## BEGIN

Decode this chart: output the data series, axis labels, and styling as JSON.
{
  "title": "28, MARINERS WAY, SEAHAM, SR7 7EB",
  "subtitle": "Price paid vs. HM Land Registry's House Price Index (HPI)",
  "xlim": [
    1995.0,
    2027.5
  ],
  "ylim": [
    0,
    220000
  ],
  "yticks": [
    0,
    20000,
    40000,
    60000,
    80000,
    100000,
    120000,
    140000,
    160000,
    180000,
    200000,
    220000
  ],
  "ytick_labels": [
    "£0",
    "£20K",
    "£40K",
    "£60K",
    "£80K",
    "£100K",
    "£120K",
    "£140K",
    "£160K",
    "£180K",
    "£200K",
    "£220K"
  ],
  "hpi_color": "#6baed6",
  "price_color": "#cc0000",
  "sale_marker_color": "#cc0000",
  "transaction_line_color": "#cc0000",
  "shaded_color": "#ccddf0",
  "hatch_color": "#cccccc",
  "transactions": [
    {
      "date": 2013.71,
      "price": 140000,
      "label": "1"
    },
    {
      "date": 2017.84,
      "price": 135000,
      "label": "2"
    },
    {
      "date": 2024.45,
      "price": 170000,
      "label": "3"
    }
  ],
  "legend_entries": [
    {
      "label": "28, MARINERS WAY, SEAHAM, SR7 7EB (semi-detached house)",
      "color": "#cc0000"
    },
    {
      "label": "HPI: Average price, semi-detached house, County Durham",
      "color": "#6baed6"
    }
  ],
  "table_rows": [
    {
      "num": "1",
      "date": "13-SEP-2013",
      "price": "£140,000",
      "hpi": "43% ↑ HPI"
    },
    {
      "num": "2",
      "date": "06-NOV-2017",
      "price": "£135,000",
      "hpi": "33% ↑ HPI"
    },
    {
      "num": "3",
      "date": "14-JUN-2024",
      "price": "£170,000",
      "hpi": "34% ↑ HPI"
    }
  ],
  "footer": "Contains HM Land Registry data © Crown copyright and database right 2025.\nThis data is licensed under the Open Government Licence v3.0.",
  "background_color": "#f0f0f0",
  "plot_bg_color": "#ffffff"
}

## END

*TASK:* Show every line above in which the word "Registry" occurs.

*OUTPUT BELOW:*
  "subtitle": "Price paid vs. HM Land Registry's House Price Index (HPI)",
  "footer": "Contains HM Land Registry data © Crown copyright and database right 2025.\nThis data is licensed under the Open Government Licence v3.0.",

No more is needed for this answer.